Check each line of the data for "color" and select those that have it.

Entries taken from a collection
* * * * *

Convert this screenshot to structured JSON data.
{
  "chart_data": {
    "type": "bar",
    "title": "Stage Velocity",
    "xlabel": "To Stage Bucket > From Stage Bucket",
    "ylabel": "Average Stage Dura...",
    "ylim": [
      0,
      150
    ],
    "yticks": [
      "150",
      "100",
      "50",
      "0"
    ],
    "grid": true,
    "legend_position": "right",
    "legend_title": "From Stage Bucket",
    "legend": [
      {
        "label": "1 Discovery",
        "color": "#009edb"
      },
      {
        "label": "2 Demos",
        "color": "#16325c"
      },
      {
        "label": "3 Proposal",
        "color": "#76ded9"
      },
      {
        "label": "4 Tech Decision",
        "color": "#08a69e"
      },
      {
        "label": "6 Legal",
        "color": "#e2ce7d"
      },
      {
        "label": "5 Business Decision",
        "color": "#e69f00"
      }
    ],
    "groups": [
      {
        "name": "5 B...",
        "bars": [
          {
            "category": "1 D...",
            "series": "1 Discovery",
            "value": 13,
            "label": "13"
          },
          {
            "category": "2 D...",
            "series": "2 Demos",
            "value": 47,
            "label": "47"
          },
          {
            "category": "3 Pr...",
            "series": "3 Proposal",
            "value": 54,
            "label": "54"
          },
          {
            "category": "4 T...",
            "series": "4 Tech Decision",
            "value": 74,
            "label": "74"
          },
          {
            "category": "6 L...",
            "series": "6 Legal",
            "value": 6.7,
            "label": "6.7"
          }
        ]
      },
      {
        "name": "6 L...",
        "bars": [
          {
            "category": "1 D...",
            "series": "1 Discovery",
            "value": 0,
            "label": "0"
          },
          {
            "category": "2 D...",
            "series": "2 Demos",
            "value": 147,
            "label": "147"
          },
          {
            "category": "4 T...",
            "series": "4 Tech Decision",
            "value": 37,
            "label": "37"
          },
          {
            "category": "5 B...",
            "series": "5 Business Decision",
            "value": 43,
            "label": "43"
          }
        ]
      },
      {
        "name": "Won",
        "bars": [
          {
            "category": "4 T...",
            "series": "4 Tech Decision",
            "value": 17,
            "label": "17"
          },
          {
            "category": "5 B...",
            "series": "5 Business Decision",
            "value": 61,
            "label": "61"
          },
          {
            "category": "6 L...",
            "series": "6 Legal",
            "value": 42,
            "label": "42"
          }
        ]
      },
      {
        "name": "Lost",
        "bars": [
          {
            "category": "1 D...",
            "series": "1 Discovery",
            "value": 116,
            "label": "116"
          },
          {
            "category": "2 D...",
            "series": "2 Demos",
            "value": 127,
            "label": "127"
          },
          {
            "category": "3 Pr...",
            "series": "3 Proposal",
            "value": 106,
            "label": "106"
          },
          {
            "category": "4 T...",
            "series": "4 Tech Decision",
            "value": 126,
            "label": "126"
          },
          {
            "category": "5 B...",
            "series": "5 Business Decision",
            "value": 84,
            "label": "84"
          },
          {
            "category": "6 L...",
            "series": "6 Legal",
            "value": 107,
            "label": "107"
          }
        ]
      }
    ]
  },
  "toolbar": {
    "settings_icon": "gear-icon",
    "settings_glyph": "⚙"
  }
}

* * * * *

● Answer to this task:
        "color": "#009edb"
        "color": "#16325c"
        "color": "#76ded9"
        "color": "#08a69e"
        "color": "#e2ce7d"
        "color": "#e69f00"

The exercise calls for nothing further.